Can you rewrite all of these records with every "bar-side" replaced by "bar-depth", leaving everything else unchanged and the pictures out?

>>>>

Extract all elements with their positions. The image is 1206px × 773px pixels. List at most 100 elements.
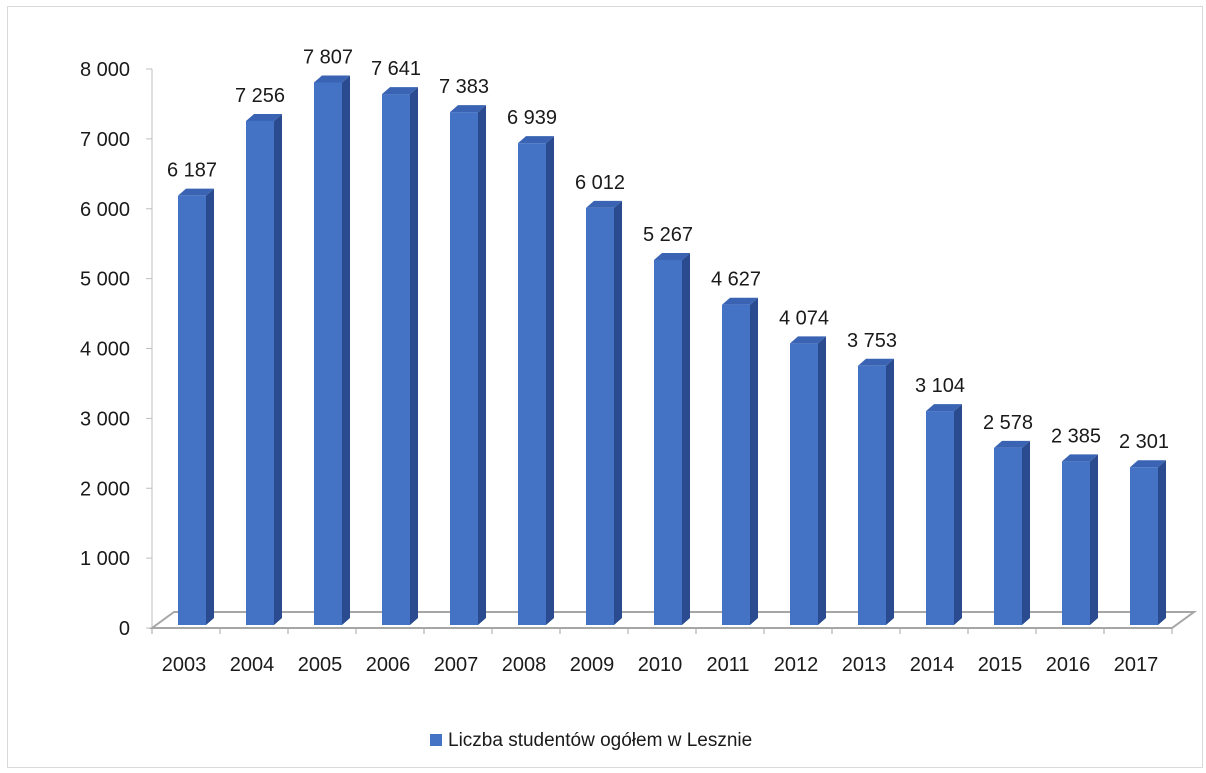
bar-series xyxy=(178,75,1166,626)
bar-2013 xyxy=(858,358,894,625)
data-label: 2 301 xyxy=(1119,431,1169,453)
bar-side xyxy=(682,252,690,625)
bar-front xyxy=(1062,461,1090,625)
bar-side xyxy=(410,87,418,625)
bar-side xyxy=(818,336,826,625)
y-tick-label: 2 000 xyxy=(80,478,130,500)
bar-side xyxy=(342,75,350,625)
bar-2004 xyxy=(246,113,282,625)
bar-top xyxy=(722,297,758,305)
data-label: 4 074 xyxy=(779,307,829,329)
bar-top xyxy=(450,105,486,113)
x-axis-labels: 2003 2004 2005 2006 2007 2008 2009 2010 2011 2012… xyxy=(162,654,1159,676)
y-tick-label: 6 000 xyxy=(80,199,130,221)
y-tick-label: 7 000 xyxy=(80,129,130,151)
bar-side xyxy=(1022,440,1030,625)
x-tick-label: 2008 xyxy=(502,654,547,676)
bar-front xyxy=(586,207,614,625)
bar-top xyxy=(586,200,622,208)
bar-front xyxy=(314,82,342,625)
bar-top xyxy=(246,113,282,121)
bar-front xyxy=(1130,467,1158,625)
bar-side xyxy=(886,358,894,625)
bar-top xyxy=(654,252,690,260)
bar-front xyxy=(382,94,410,625)
bar-2011 xyxy=(722,297,758,625)
x-tick-label: 2006 xyxy=(366,654,411,676)
legend: Liczba studentów ogółem w Lesznie xyxy=(430,730,752,751)
data-label: 3 104 xyxy=(915,375,965,397)
x-tick-label: 2005 xyxy=(298,654,343,676)
bar-2017 xyxy=(1130,460,1166,625)
bar-top xyxy=(1062,454,1098,462)
bar-front xyxy=(790,343,818,625)
bar-top xyxy=(382,87,418,95)
y-axis: 0 1 000 2 000 3 000 4 000 5 000 6 000 7 000 8 00… xyxy=(80,59,153,640)
bar-side xyxy=(954,404,962,625)
bar-2010 xyxy=(654,252,690,625)
bar-front xyxy=(926,411,954,625)
y-tick-label: 8 000 xyxy=(80,59,130,81)
bar-front xyxy=(178,195,206,625)
bar-2012 xyxy=(790,336,826,625)
bar-side xyxy=(750,297,758,625)
y-tick-label: 1 000 xyxy=(80,548,130,570)
bar-side xyxy=(206,188,214,625)
bar-2009 xyxy=(586,200,622,625)
bar-2003 xyxy=(178,188,214,625)
bar-2007 xyxy=(450,105,486,626)
x-tick-label: 2003 xyxy=(162,654,207,676)
legend-label: Liczba studentów ogółem w Lesznie xyxy=(448,730,752,751)
bar-side xyxy=(478,105,486,626)
y-tick-label: 5 000 xyxy=(80,269,130,291)
bar-2016 xyxy=(1062,454,1098,625)
bar-front xyxy=(994,447,1022,625)
bar-front xyxy=(518,143,546,625)
x-tick-label: 2010 xyxy=(638,654,683,676)
bar-top xyxy=(1130,460,1166,468)
data-label: 6 012 xyxy=(575,172,625,194)
bar-front xyxy=(450,112,478,626)
data-label: 7 256 xyxy=(235,85,285,107)
y-tick-label: 0 xyxy=(119,618,130,640)
bar-front xyxy=(722,304,750,625)
x-tick-label: 2004 xyxy=(230,654,275,676)
bar-front xyxy=(858,365,886,625)
data-label: 7 807 xyxy=(303,46,353,68)
bar-side xyxy=(274,113,282,625)
data-label: 2 578 xyxy=(983,412,1033,434)
x-tick-label: 2014 xyxy=(910,654,955,676)
x-tick-label: 2009 xyxy=(570,654,615,676)
bar-top xyxy=(926,404,962,412)
y-tick-label: 4 000 xyxy=(80,339,130,361)
bar-side xyxy=(1158,460,1166,625)
x-tick-label: 2013 xyxy=(842,654,887,676)
bar-2008 xyxy=(518,136,554,625)
bar-side xyxy=(614,200,622,625)
x-tick-label: 2016 xyxy=(1046,654,1091,676)
data-label: 7 641 xyxy=(371,58,421,80)
data-label: 4 627 xyxy=(711,269,761,291)
data-label: 2 385 xyxy=(1051,425,1101,447)
y-tick-label: 3 000 xyxy=(80,408,130,430)
bar-side xyxy=(546,136,554,625)
bar-top xyxy=(314,75,350,83)
x-tick-label: 2012 xyxy=(774,654,819,676)
x-tick-label: 2011 xyxy=(706,654,749,676)
bar-top xyxy=(518,136,554,144)
bar-2005 xyxy=(314,75,350,625)
bar-side xyxy=(1090,454,1098,625)
legend-swatch xyxy=(430,734,442,746)
bar-2006 xyxy=(382,87,418,625)
bar-2015 xyxy=(994,440,1030,625)
data-label: 3 753 xyxy=(847,330,897,352)
data-label: 7 383 xyxy=(439,76,489,98)
bar-top xyxy=(858,358,894,366)
x-tick-label: 2017 xyxy=(1114,654,1159,676)
x-tick-label: 2015 xyxy=(978,654,1023,676)
bar-top xyxy=(178,188,214,196)
data-label: 6 939 xyxy=(507,107,557,129)
bar-2014 xyxy=(926,404,962,625)
bar-front xyxy=(654,259,682,625)
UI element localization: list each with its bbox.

<<<<

- _Exercise output_
Extract all elements with their positions. The image is 1206px × 773px pixels. List at most 100 elements.
bar-series xyxy=(178,75,1166,626)
bar-2013 xyxy=(858,358,894,625)
data-label: 2 301 xyxy=(1119,431,1169,453)
bar-depth xyxy=(682,252,690,625)
bar-front xyxy=(1062,461,1090,625)
bar-depth xyxy=(410,87,418,625)
bar-depth xyxy=(818,336,826,625)
y-tick-label: 2 000 xyxy=(80,478,130,500)
bar-depth xyxy=(342,75,350,625)
bar-2004 xyxy=(246,113,282,625)
bar-top xyxy=(722,297,758,305)
data-label: 4 074 xyxy=(779,307,829,329)
bar-top xyxy=(450,105,486,113)
x-axis-labels: 2003 2004 2005 2006 2007 2008 2009 2010 2011 2012… xyxy=(162,654,1159,676)
y-tick-label: 6 000 xyxy=(80,199,130,221)
y-tick-label: 7 000 xyxy=(80,129,130,151)
bar-depth xyxy=(1022,440,1030,625)
x-tick-label: 2008 xyxy=(502,654,547,676)
bar-front xyxy=(586,207,614,625)
bar-top xyxy=(586,200,622,208)
bar-front xyxy=(314,82,342,625)
bar-top xyxy=(246,113,282,121)
bar-front xyxy=(1130,467,1158,625)
bar-depth xyxy=(886,358,894,625)
bar-top xyxy=(654,252,690,260)
bar-front xyxy=(382,94,410,625)
bar-2011 xyxy=(722,297,758,625)
x-tick-label: 2006 xyxy=(366,654,411,676)
legend: Liczba studentów ogółem w Lesznie xyxy=(430,730,752,751)
data-label: 3 104 xyxy=(915,375,965,397)
x-tick-label: 2005 xyxy=(298,654,343,676)
bar-2017 xyxy=(1130,460,1166,625)
bar-top xyxy=(1062,454,1098,462)
bar-front xyxy=(790,343,818,625)
bar-top xyxy=(382,87,418,95)
y-axis: 0 1 000 2 000 3 000 4 000 5 000 6 000 7 000 8 00… xyxy=(80,59,153,640)
bar-depth xyxy=(954,404,962,625)
bar-2010 xyxy=(654,252,690,625)
bar-front xyxy=(926,411,954,625)
y-tick-label: 8 000 xyxy=(80,59,130,81)
bar-front xyxy=(178,195,206,625)
bar-2012 xyxy=(790,336,826,625)
bar-depth xyxy=(750,297,758,625)
y-tick-label: 1 000 xyxy=(80,548,130,570)
bar-depth xyxy=(206,188,214,625)
bar-2009 xyxy=(586,200,622,625)
bar-2003 xyxy=(178,188,214,625)
bar-2007 xyxy=(450,105,486,626)
x-tick-label: 2003 xyxy=(162,654,207,676)
legend-label: Liczba studentów ogółem w Lesznie xyxy=(448,730,752,751)
bar-depth xyxy=(478,105,486,626)
y-tick-label: 5 000 xyxy=(80,269,130,291)
bar-2016 xyxy=(1062,454,1098,625)
bar-front xyxy=(994,447,1022,625)
bar-front xyxy=(518,143,546,625)
x-tick-label: 2010 xyxy=(638,654,683,676)
bar-top xyxy=(1130,460,1166,468)
data-label: 6 012 xyxy=(575,172,625,194)
bar-front xyxy=(450,112,478,626)
data-label: 7 256 xyxy=(235,85,285,107)
y-tick-label: 0 xyxy=(119,618,130,640)
bar-front xyxy=(722,304,750,625)
x-tick-label: 2004 xyxy=(230,654,275,676)
bar-front xyxy=(858,365,886,625)
data-label: 7 807 xyxy=(303,46,353,68)
bar-depth xyxy=(274,113,282,625)
data-label: 2 578 xyxy=(983,412,1033,434)
x-tick-label: 2014 xyxy=(910,654,955,676)
x-tick-label: 2009 xyxy=(570,654,615,676)
bar-top xyxy=(926,404,962,412)
y-tick-label: 4 000 xyxy=(80,339,130,361)
bar-depth xyxy=(1158,460,1166,625)
x-tick-label: 2013 xyxy=(842,654,887,676)
bar-2008 xyxy=(518,136,554,625)
bar-depth xyxy=(614,200,622,625)
x-tick-label: 2016 xyxy=(1046,654,1091,676)
data-label: 7 641 xyxy=(371,58,421,80)
data-label: 4 627 xyxy=(711,269,761,291)
data-label: 2 385 xyxy=(1051,425,1101,447)
y-tick-label: 3 000 xyxy=(80,408,130,430)
bar-depth xyxy=(546,136,554,625)
bar-top xyxy=(314,75,350,83)
x-tick-label: 2012 xyxy=(774,654,819,676)
x-tick-label: 2011 xyxy=(706,654,749,676)
bar-top xyxy=(518,136,554,144)
bar-2005 xyxy=(314,75,350,625)
bar-depth xyxy=(1090,454,1098,625)
legend-swatch xyxy=(430,734,442,746)
bar-2006 xyxy=(382,87,418,625)
bar-2015 xyxy=(994,440,1030,625)
data-label: 3 753 xyxy=(847,330,897,352)
data-label: 7 383 xyxy=(439,76,489,98)
bar-top xyxy=(858,358,894,366)
x-tick-label: 2017 xyxy=(1114,654,1159,676)
x-tick-label: 2015 xyxy=(978,654,1023,676)
bar-top xyxy=(178,188,214,196)
data-label: 6 939 xyxy=(507,107,557,129)
bar-2014 xyxy=(926,404,962,625)
bar-front xyxy=(654,259,682,625)
UI element localization: list each with its bbox.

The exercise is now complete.